◆ **GOAL**
Set down the data below without change, skipping the pictures it holds.

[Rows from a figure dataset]
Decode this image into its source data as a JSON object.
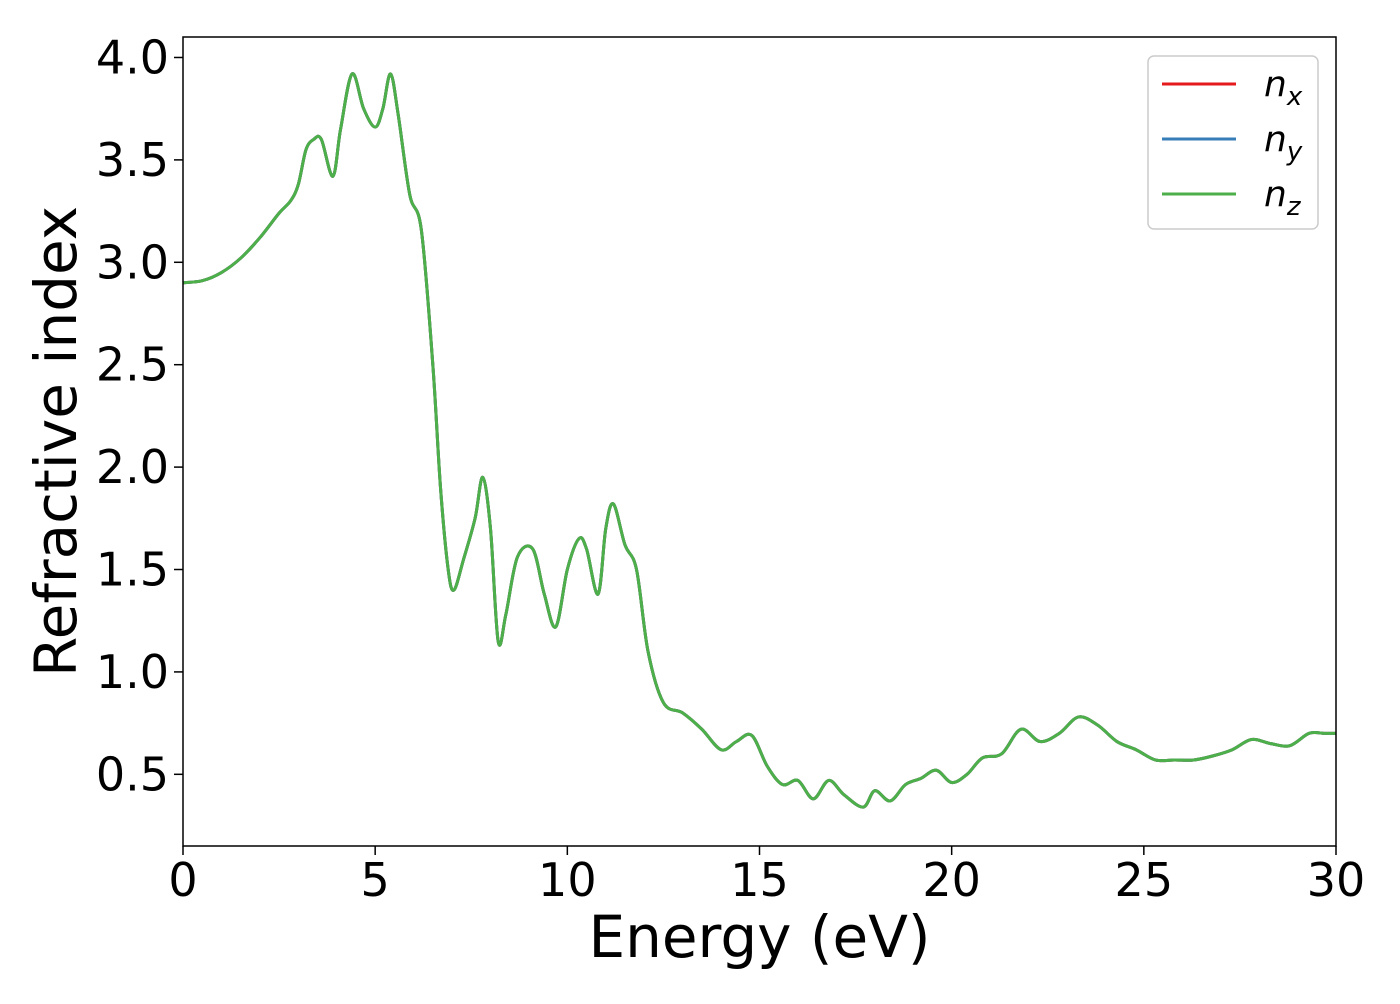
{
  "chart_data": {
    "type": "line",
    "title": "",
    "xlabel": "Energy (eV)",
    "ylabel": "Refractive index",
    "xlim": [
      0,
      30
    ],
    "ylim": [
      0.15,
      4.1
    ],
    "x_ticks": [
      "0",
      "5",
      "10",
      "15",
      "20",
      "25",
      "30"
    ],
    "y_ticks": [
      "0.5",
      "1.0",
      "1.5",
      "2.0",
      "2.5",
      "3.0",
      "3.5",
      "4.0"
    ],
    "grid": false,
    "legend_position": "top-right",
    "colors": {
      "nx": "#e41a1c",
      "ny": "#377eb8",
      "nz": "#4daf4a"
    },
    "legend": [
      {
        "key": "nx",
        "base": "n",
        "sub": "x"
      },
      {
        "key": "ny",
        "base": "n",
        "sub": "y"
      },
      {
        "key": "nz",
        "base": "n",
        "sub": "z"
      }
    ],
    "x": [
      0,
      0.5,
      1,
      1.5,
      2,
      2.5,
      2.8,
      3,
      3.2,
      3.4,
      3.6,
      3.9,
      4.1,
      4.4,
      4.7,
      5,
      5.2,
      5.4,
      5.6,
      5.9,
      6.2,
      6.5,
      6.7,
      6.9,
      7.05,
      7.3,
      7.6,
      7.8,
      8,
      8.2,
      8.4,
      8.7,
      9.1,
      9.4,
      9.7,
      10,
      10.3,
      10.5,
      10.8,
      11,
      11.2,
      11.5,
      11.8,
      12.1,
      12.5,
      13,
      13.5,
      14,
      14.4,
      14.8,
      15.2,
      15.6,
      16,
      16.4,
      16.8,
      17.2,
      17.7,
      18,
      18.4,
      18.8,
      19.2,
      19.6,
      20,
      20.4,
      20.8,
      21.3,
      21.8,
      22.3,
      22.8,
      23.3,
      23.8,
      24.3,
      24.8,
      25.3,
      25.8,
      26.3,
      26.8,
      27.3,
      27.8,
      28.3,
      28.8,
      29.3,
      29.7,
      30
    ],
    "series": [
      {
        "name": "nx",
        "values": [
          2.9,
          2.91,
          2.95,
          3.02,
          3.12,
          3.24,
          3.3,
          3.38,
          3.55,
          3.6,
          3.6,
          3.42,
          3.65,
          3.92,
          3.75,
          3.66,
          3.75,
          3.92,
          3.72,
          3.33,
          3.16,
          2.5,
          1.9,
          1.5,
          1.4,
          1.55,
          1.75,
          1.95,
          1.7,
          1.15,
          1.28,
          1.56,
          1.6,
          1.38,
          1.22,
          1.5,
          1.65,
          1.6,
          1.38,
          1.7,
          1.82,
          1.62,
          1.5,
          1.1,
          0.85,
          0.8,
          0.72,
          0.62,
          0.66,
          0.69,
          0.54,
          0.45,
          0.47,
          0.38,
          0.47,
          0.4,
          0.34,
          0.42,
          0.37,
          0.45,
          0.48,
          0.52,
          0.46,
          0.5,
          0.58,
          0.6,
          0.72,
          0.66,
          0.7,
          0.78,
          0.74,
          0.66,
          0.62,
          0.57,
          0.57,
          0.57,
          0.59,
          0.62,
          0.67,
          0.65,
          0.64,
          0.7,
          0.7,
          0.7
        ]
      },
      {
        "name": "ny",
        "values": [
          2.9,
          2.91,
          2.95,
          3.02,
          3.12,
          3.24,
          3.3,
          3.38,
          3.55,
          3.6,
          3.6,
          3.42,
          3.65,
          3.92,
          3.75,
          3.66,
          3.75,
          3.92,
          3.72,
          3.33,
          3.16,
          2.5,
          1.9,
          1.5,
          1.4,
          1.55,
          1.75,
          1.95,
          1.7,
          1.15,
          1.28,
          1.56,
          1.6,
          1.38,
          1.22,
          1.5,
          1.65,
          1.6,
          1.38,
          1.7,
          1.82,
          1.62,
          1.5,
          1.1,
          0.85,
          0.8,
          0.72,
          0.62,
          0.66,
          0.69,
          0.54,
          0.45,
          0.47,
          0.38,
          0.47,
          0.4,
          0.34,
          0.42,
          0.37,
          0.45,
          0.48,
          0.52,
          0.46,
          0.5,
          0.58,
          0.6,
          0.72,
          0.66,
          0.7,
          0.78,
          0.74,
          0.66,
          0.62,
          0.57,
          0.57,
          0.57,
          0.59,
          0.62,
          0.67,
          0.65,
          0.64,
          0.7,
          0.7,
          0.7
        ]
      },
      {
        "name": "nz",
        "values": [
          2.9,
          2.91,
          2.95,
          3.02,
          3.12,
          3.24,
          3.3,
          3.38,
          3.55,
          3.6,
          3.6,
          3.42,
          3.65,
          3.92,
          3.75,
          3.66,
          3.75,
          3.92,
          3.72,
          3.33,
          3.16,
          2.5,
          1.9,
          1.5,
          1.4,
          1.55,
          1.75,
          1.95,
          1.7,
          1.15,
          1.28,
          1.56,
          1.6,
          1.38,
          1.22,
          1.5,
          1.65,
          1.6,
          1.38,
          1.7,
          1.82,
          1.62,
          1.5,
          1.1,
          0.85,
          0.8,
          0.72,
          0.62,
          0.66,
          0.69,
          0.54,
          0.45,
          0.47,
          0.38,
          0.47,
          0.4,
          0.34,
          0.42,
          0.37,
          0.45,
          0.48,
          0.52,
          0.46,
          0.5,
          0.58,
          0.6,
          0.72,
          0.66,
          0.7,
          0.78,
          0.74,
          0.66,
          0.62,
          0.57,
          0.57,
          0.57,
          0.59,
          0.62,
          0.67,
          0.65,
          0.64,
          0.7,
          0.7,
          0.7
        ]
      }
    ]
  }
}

◆ **TASK SOLUTION**
Decode this image into its source data as a JSON object.
{
  "chart_data": {
    "type": "line",
    "title": "",
    "xlabel": "Energy (eV)",
    "ylabel": "Refractive index",
    "xlim": [
      0,
      30
    ],
    "ylim": [
      0.15,
      4.1
    ],
    "x_ticks": [
      "0",
      "5",
      "10",
      "15",
      "20",
      "25",
      "30"
    ],
    "y_ticks": [
      "0.5",
      "1.0",
      "1.5",
      "2.0",
      "2.5",
      "3.0",
      "3.5",
      "4.0"
    ],
    "grid": false,
    "legend_position": "top-right",
    "colors": {
      "nx": "#e41a1c",
      "ny": "#377eb8",
      "nz": "#4daf4a"
    },
    "legend": [
      {
        "key": "nx",
        "base": "n",
        "sub": "x"
      },
      {
        "key": "ny",
        "base": "n",
        "sub": "y"
      },
      {
        "key": "nz",
        "base": "n",
        "sub": "z"
      }
    ],
    "x": [
      0,
      0.5,
      1,
      1.5,
      2,
      2.5,
      2.8,
      3,
      3.2,
      3.4,
      3.6,
      3.9,
      4.1,
      4.4,
      4.7,
      5,
      5.2,
      5.4,
      5.6,
      5.9,
      6.2,
      6.5,
      6.7,
      6.9,
      7.05,
      7.3,
      7.6,
      7.8,
      8,
      8.2,
      8.4,
      8.7,
      9.1,
      9.4,
      9.7,
      10,
      10.3,
      10.5,
      10.8,
      11,
      11.2,
      11.5,
      11.8,
      12.1,
      12.5,
      13,
      13.5,
      14,
      14.4,
      14.8,
      15.2,
      15.6,
      16,
      16.4,
      16.8,
      17.2,
      17.7,
      18,
      18.4,
      18.8,
      19.2,
      19.6,
      20,
      20.4,
      20.8,
      21.3,
      21.8,
      22.3,
      22.8,
      23.3,
      23.8,
      24.3,
      24.8,
      25.3,
      25.8,
      26.3,
      26.8,
      27.3,
      27.8,
      28.3,
      28.8,
      29.3,
      29.7,
      30
    ],
    "series": [
      {
        "name": "nx",
        "values": [
          2.9,
          2.91,
          2.95,
          3.02,
          3.12,
          3.24,
          3.3,
          3.38,
          3.55,
          3.6,
          3.6,
          3.42,
          3.65,
          3.92,
          3.75,
          3.66,
          3.75,
          3.92,
          3.72,
          3.33,
          3.16,
          2.5,
          1.9,
          1.5,
          1.4,
          1.55,
          1.75,
          1.95,
          1.7,
          1.15,
          1.28,
          1.56,
          1.6,
          1.38,
          1.22,
          1.5,
          1.65,
          1.6,
          1.38,
          1.7,
          1.82,
          1.62,
          1.5,
          1.1,
          0.85,
          0.8,
          0.72,
          0.62,
          0.66,
          0.69,
          0.54,
          0.45,
          0.47,
          0.38,
          0.47,
          0.4,
          0.34,
          0.42,
          0.37,
          0.45,
          0.48,
          0.52,
          0.46,
          0.5,
          0.58,
          0.6,
          0.72,
          0.66,
          0.7,
          0.78,
          0.74,
          0.66,
          0.62,
          0.57,
          0.57,
          0.57,
          0.59,
          0.62,
          0.67,
          0.65,
          0.64,
          0.7,
          0.7,
          0.7
        ]
      },
      {
        "name": "ny",
        "values": [
          2.9,
          2.91,
          2.95,
          3.02,
          3.12,
          3.24,
          3.3,
          3.38,
          3.55,
          3.6,
          3.6,
          3.42,
          3.65,
          3.92,
          3.75,
          3.66,
          3.75,
          3.92,
          3.72,
          3.33,
          3.16,
          2.5,
          1.9,
          1.5,
          1.4,
          1.55,
          1.75,
          1.95,
          1.7,
          1.15,
          1.28,
          1.56,
          1.6,
          1.38,
          1.22,
          1.5,
          1.65,
          1.6,
          1.38,
          1.7,
          1.82,
          1.62,
          1.5,
          1.1,
          0.85,
          0.8,
          0.72,
          0.62,
          0.66,
          0.69,
          0.54,
          0.45,
          0.47,
          0.38,
          0.47,
          0.4,
          0.34,
          0.42,
          0.37,
          0.45,
          0.48,
          0.52,
          0.46,
          0.5,
          0.58,
          0.6,
          0.72,
          0.66,
          0.7,
          0.78,
          0.74,
          0.66,
          0.62,
          0.57,
          0.57,
          0.57,
          0.59,
          0.62,
          0.67,
          0.65,
          0.64,
          0.7,
          0.7,
          0.7
        ]
      },
      {
        "name": "nz",
        "values": [
          2.9,
          2.91,
          2.95,
          3.02,
          3.12,
          3.24,
          3.3,
          3.38,
          3.55,
          3.6,
          3.6,
          3.42,
          3.65,
          3.92,
          3.75,
          3.66,
          3.75,
          3.92,
          3.72,
          3.33,
          3.16,
          2.5,
          1.9,
          1.5,
          1.4,
          1.55,
          1.75,
          1.95,
          1.7,
          1.15,
          1.28,
          1.56,
          1.6,
          1.38,
          1.22,
          1.5,
          1.65,
          1.6,
          1.38,
          1.7,
          1.82,
          1.62,
          1.5,
          1.1,
          0.85,
          0.8,
          0.72,
          0.62,
          0.66,
          0.69,
          0.54,
          0.45,
          0.47,
          0.38,
          0.47,
          0.4,
          0.34,
          0.42,
          0.37,
          0.45,
          0.48,
          0.52,
          0.46,
          0.5,
          0.58,
          0.6,
          0.72,
          0.66,
          0.7,
          0.78,
          0.74,
          0.66,
          0.62,
          0.57,
          0.57,
          0.57,
          0.59,
          0.62,
          0.67,
          0.65,
          0.64,
          0.7,
          0.7,
          0.7
        ]
      }
    ]
  }
}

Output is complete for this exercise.